#### Direction
Reply with one number: the count of lines in the data that hold the string "ventilation".

[Stored data]
□ □ □ □ □
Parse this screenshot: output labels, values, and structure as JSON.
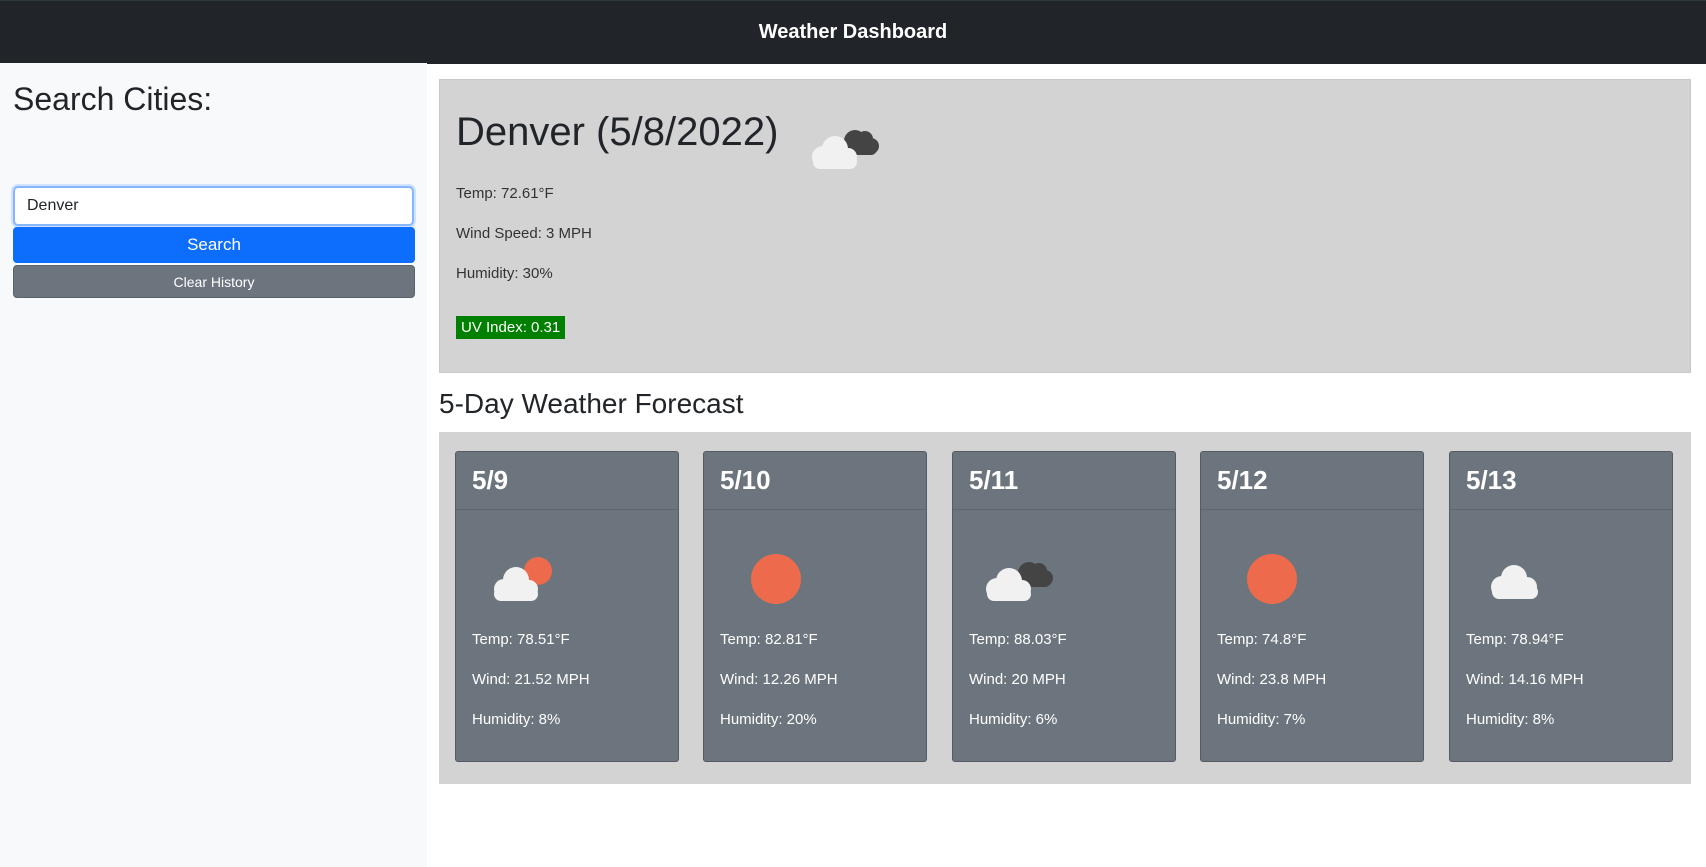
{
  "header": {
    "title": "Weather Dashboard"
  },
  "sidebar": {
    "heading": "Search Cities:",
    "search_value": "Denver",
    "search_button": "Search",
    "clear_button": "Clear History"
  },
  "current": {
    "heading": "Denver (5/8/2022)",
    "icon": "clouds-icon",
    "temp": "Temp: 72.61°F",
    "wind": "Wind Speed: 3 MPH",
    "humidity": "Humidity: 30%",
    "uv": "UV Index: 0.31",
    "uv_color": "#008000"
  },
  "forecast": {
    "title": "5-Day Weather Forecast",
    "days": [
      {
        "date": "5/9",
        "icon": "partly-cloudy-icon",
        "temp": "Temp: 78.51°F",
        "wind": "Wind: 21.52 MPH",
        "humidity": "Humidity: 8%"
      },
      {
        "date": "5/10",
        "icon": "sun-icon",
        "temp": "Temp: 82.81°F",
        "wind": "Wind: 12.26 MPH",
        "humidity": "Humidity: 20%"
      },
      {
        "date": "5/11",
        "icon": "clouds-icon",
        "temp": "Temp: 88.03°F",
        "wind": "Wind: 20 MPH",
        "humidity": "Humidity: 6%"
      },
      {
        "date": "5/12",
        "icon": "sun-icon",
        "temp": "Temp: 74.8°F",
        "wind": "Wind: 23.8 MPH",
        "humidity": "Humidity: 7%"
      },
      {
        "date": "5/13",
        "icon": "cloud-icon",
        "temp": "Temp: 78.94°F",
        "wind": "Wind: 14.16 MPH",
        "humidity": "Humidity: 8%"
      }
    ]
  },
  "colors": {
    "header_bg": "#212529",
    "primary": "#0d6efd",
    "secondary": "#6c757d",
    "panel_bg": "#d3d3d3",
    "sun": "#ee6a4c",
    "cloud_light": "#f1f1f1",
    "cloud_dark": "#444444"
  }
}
□ □ □ □ □
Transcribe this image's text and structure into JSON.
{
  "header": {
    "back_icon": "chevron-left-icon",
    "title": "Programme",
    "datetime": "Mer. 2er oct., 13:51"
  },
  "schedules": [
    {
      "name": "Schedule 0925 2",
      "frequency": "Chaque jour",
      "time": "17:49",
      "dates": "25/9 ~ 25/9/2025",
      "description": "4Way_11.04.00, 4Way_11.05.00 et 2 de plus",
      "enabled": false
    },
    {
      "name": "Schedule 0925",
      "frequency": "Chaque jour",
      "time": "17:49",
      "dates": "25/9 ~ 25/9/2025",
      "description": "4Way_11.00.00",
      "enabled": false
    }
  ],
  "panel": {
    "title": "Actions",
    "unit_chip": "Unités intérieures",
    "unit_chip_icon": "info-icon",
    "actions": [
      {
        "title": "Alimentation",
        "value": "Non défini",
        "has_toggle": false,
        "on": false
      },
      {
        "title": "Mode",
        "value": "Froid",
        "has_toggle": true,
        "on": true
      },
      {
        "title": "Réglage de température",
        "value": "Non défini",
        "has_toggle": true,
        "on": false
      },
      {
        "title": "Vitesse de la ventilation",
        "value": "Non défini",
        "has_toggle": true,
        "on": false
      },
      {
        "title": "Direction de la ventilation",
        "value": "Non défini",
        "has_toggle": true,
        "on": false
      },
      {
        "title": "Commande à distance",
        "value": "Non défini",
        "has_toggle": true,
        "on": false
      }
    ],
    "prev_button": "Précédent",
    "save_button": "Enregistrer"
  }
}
□ □ □ □ □
#### Answer to this problem
2